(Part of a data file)
- - - - -

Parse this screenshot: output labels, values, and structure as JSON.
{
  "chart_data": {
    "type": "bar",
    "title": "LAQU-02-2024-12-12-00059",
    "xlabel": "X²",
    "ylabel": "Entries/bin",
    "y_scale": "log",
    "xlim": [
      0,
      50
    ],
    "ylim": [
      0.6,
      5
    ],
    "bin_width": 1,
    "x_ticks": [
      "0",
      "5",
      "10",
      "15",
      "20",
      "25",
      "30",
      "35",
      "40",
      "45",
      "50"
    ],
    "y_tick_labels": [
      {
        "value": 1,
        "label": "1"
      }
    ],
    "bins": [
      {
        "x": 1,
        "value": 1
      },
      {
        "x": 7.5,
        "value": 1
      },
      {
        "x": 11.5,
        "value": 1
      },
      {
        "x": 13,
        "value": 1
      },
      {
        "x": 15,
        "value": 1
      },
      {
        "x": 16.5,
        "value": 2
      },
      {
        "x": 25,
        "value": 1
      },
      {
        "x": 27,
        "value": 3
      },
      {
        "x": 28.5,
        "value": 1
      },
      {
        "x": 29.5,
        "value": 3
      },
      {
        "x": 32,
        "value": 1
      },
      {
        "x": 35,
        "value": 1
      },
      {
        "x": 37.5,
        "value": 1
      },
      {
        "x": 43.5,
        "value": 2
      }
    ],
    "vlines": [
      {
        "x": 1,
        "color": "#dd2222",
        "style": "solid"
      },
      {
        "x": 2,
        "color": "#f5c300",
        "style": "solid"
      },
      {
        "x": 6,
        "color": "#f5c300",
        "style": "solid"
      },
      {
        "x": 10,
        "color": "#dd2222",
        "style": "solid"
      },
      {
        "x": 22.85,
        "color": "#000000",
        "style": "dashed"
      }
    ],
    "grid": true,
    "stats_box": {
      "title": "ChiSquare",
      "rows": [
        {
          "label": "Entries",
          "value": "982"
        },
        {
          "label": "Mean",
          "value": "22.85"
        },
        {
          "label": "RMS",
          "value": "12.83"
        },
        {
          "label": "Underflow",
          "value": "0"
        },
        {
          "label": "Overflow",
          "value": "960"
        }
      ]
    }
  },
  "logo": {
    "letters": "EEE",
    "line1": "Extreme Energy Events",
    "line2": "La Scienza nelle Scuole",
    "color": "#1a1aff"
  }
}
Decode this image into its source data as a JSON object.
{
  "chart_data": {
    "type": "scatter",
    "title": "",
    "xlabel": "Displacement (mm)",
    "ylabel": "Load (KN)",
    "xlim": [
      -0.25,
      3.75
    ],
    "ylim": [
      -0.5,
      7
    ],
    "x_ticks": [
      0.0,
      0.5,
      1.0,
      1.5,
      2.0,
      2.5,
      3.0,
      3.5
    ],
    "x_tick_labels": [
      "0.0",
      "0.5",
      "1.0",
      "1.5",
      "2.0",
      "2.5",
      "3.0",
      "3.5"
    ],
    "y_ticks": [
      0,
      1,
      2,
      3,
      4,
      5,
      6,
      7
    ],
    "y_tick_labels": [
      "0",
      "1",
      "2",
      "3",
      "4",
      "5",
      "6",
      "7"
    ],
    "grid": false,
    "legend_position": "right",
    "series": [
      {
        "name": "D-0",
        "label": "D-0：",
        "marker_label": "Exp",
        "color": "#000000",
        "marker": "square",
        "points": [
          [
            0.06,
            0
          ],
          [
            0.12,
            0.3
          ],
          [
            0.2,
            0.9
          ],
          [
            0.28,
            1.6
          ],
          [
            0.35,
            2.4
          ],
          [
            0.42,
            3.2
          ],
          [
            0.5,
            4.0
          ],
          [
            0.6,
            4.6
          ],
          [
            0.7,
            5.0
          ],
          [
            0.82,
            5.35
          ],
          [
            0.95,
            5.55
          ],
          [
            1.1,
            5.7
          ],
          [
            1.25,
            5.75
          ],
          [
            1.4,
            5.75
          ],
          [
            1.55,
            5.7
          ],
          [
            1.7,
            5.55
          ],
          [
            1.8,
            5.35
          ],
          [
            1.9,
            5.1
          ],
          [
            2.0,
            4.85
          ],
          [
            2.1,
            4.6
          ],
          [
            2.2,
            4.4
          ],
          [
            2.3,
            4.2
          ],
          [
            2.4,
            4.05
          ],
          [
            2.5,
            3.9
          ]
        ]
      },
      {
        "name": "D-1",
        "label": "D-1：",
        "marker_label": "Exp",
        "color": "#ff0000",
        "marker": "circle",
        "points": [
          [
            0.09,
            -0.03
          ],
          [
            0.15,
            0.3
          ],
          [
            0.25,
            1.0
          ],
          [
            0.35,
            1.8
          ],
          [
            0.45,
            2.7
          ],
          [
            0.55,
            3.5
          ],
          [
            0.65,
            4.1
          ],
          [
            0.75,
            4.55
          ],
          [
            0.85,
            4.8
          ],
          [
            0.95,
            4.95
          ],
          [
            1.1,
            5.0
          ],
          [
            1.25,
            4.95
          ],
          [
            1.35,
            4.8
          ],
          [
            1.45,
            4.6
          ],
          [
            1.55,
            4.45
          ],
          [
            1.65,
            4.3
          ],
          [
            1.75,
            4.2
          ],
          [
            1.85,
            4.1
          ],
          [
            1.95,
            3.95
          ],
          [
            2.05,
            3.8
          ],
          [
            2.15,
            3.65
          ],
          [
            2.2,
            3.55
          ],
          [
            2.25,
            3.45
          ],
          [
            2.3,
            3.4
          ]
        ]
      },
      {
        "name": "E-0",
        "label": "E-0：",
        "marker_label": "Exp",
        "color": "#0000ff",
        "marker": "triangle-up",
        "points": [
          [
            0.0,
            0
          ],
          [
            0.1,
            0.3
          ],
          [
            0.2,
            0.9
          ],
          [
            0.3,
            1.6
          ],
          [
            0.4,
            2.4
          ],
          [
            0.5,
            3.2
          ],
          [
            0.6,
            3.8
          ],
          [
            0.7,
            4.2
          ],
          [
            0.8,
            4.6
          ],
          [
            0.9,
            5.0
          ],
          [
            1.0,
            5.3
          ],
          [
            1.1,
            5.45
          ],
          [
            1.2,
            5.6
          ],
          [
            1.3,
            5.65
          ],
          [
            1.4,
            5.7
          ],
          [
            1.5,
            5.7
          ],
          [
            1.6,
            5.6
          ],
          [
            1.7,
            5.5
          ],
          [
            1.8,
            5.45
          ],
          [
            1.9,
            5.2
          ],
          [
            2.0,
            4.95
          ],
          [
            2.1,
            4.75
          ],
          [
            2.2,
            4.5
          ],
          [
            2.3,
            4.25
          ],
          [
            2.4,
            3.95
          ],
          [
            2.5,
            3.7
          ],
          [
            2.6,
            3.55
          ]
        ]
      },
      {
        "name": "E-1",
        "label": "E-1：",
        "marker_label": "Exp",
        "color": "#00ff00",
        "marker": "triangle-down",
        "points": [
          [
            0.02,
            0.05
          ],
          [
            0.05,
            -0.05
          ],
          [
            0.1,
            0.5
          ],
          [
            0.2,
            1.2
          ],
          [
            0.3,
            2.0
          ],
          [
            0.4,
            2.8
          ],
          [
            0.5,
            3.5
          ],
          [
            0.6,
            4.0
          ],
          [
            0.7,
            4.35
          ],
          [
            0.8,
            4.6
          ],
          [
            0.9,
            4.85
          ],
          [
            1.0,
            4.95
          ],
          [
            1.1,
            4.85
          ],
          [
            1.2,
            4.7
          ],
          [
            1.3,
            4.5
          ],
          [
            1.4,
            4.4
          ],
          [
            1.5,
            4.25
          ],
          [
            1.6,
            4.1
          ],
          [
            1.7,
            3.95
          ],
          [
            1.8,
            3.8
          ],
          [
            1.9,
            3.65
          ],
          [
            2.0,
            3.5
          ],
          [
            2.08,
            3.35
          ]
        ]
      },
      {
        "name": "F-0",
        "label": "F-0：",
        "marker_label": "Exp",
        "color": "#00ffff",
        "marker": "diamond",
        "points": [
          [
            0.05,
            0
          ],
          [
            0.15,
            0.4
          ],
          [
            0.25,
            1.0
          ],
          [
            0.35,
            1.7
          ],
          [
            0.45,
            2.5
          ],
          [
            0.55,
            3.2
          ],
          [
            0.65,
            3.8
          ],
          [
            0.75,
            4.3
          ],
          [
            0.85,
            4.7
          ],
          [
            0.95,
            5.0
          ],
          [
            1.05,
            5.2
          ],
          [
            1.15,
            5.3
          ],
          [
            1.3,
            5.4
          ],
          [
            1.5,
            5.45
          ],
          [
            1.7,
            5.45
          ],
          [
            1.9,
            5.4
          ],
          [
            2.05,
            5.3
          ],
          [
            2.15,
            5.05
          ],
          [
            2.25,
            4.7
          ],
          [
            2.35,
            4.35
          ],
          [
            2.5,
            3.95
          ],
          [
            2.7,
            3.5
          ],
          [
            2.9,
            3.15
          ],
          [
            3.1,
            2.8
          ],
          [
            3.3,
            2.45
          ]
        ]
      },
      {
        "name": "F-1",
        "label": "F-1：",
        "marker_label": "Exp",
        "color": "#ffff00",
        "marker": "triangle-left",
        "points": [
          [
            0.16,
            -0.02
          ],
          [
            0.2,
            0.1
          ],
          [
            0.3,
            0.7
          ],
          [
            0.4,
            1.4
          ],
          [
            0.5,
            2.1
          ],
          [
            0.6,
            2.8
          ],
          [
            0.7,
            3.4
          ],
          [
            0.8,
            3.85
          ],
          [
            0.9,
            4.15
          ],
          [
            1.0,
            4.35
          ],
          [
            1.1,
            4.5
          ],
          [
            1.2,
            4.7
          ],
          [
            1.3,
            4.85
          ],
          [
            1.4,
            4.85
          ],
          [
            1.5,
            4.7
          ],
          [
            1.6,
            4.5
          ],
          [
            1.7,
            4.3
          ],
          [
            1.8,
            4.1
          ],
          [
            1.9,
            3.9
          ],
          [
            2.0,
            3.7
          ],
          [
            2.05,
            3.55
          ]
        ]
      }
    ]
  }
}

- - - - -

[STATED EXERCISE] Each line of the material that holds the string "color" counts once; give the total alone.

[ANSWER IN FULL] 12